#### DATASET ENTRIES ####

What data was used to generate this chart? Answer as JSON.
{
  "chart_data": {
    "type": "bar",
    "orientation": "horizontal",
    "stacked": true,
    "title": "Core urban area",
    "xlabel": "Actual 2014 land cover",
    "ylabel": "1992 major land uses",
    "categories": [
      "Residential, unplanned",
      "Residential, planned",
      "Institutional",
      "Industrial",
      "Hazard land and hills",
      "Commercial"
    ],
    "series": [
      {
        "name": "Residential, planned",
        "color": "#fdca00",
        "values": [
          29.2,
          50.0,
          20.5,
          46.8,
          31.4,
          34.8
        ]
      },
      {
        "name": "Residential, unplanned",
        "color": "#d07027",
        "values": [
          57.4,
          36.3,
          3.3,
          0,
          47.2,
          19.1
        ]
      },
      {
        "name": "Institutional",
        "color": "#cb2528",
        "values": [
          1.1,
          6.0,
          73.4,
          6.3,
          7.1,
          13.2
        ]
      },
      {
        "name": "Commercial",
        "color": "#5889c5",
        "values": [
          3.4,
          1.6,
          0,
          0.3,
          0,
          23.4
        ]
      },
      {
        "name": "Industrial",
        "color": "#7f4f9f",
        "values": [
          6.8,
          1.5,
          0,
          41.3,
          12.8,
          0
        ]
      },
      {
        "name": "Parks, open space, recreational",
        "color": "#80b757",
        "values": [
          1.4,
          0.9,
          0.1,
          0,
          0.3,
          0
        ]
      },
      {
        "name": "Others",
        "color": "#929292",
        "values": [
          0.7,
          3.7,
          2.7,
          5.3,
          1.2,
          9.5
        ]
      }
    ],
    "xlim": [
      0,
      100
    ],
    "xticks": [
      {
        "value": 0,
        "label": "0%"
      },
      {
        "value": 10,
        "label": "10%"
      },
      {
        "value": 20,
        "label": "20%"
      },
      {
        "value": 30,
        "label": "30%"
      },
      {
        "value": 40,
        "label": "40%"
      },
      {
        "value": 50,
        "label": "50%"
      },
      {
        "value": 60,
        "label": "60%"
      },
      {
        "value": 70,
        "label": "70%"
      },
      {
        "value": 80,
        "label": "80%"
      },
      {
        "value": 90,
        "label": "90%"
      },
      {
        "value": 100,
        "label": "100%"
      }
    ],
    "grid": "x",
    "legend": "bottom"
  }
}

####

* _STATED EXERCISE_
All of the material must be reproduced exactly.

* _PROBLEM SOLUTION_
What data was used to generate this chart? Answer as JSON.
{
  "chart_data": {
    "type": "bar",
    "orientation": "horizontal",
    "stacked": true,
    "title": "Core urban area",
    "xlabel": "Actual 2014 land cover",
    "ylabel": "1992 major land uses",
    "categories": [
      "Residential, unplanned",
      "Residential, planned",
      "Institutional",
      "Industrial",
      "Hazard land and hills",
      "Commercial"
    ],
    "series": [
      {
        "name": "Residential, planned",
        "color": "#fdca00",
        "values": [
          29.2,
          50.0,
          20.5,
          46.8,
          31.4,
          34.8
        ]
      },
      {
        "name": "Residential, unplanned",
        "color": "#d07027",
        "values": [
          57.4,
          36.3,
          3.3,
          0,
          47.2,
          19.1
        ]
      },
      {
        "name": "Institutional",
        "color": "#cb2528",
        "values": [
          1.1,
          6.0,
          73.4,
          6.3,
          7.1,
          13.2
        ]
      },
      {
        "name": "Commercial",
        "color": "#5889c5",
        "values": [
          3.4,
          1.6,
          0,
          0.3,
          0,
          23.4
        ]
      },
      {
        "name": "Industrial",
        "color": "#7f4f9f",
        "values": [
          6.8,
          1.5,
          0,
          41.3,
          12.8,
          0
        ]
      },
      {
        "name": "Parks, open space, recreational",
        "color": "#80b757",
        "values": [
          1.4,
          0.9,
          0.1,
          0,
          0.3,
          0
        ]
      },
      {
        "name": "Others",
        "color": "#929292",
        "values": [
          0.7,
          3.7,
          2.7,
          5.3,
          1.2,
          9.5
        ]
      }
    ],
    "xlim": [
      0,
      100
    ],
    "xticks": [
      {
        "value": 0,
        "label": "0%"
      },
      {
        "value": 10,
        "label": "10%"
      },
      {
        "value": 20,
        "label": "20%"
      },
      {
        "value": 30,
        "label": "30%"
      },
      {
        "value": 40,
        "label": "40%"
      },
      {
        "value": 50,
        "label": "50%"
      },
      {
        "value": 60,
        "label": "60%"
      },
      {
        "value": 70,
        "label": "70%"
      },
      {
        "value": 80,
        "label": "80%"
      },
      {
        "value": 90,
        "label": "90%"
      },
      {
        "value": 100,
        "label": "100%"
      }
    ],
    "grid": "x",
    "legend": "bottom"
  }
}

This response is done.